— START Provided records —

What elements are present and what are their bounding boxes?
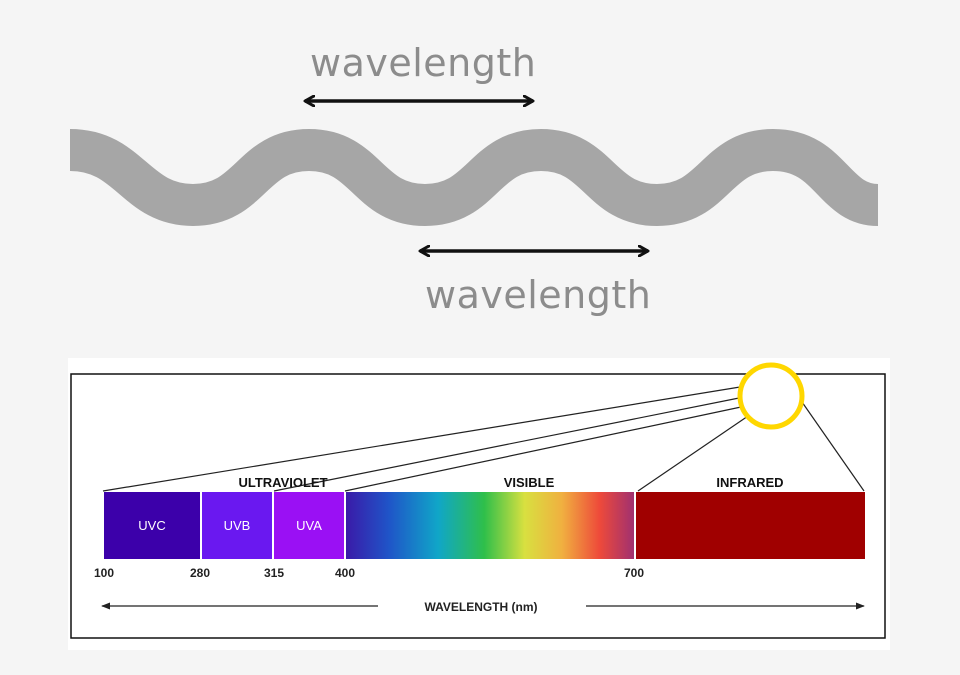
- wavelength-label-bottom: wavelength: [425, 273, 652, 317]
- infrared-label: INFRARED: [716, 475, 783, 490]
- wave-svg: [68, 0, 880, 340]
- wavelength-label-top: wavelength: [310, 41, 537, 85]
- wave-diagram: wavelength wavelength: [68, 0, 880, 340]
- tick-100: 100: [94, 566, 114, 580]
- tick-315: 315: [264, 566, 284, 580]
- tick-400: 400: [335, 566, 355, 580]
- band-label-uvc: UVC: [138, 518, 165, 533]
- visible-label: VISIBLE: [504, 475, 555, 490]
- tick-700: 700: [624, 566, 644, 580]
- band-uvc: [104, 492, 200, 559]
- wave-curve: [68, 128, 880, 227]
- band-uva: [274, 492, 344, 559]
- band-visible: [346, 492, 634, 559]
- band-label-uva: UVA: [296, 518, 322, 533]
- spectrum-svg: ULTRAVIOLET VISIBLE INFRARED UVC UVB UVA…: [70, 362, 886, 639]
- ultraviolet-label: ULTRAVIOLET: [238, 475, 327, 490]
- band-infrared: [636, 492, 865, 559]
- sun-icon: [737, 362, 805, 430]
- band-label-uvb: UVB: [224, 518, 251, 533]
- spectrum-diagram: ULTRAVIOLET VISIBLE INFRARED UVC UVB UVA…: [68, 358, 890, 650]
- sun-rays: [102, 386, 865, 492]
- band-uvb: [202, 492, 272, 559]
- wavelength-axis-label: WAVELENGTH (nm): [424, 600, 537, 614]
- tick-280: 280: [190, 566, 210, 580]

— END Provided records —

**Aim of the exercise:** Turn each line of the data above into a Markdown table with two columns, Row for the line number and Text for the line, skipping any blank lines. Leave the pictures out of the table.

**Result of this task:**
| Row | Text |
|---|---|
| 1 | What elements are present and what are their bounding boxes? |
| 2 | - wavelength-label-bottom: wavelength: [425, 273, 652, 317] |
| 3 | - infrared-label: INFRARED: [716, 475, 783, 490] |
| 4 | - wave-svg: [68, 0, 880, 340] |
| 5 | - wavelength-label-top: wavelength: [310, 41, 537, 85] |
| 6 | - wave-diagram: wavelength wavelength: [68, 0, 880, 340] |
| 7 | - tick-100: 100: [94, 566, 114, 580] |
| 8 | - tick-315: 315: [264, 566, 284, 580] |
| 9 | - tick-400: 400: [335, 566, 355, 580] |
| 10 | - band-label-uvc: UVC: [138, 518, 165, 533] |
| 11 | - visible-label: VISIBLE: [504, 475, 555, 490] |
| 12 | - tick-700: 700: [624, 566, 644, 580] |
| 13 | - band-uvc: [104, 492, 200, 559] |
| 14 | - wave-curve: [68, 128, 880, 227] |
| 15 | - band-uva: [274, 492, 344, 559] |
| 16 | - band-visible: [346, 492, 634, 559] |
| 17 | - band-label-uva: UVA: [296, 518, 322, 533] |
| 18 | - spectrum-svg: ULTRAVIOLET VISIBLE INFRARED UVC UVB UVA…: [70, 362, 886, 639] |
| 19 | - ultraviolet-label: ULTRAVIOLET: [238, 475, 327, 490] |
| 20 | - band-infrared: [636, 492, 865, 559] |
| 21 | - sun-icon: [737, 362, 805, 430] |
| 22 | - band-label-uvb: UVB: [224, 518, 251, 533] |
| 23 | - spectrum-diagram: ULTRAVIOLET VISIBLE INFRARED UVC UVB UVA…: [68, 358, 890, 650] |
| 24 | - sun-rays: [102, 386, 865, 492] |
| 25 | - band-uvb: [202, 492, 272, 559] |
| 26 | - wavelength-axis-label: WAVELENGTH (nm): [424, 600, 537, 614] |
| 27 | - tick-280: 280: [190, 566, 210, 580] |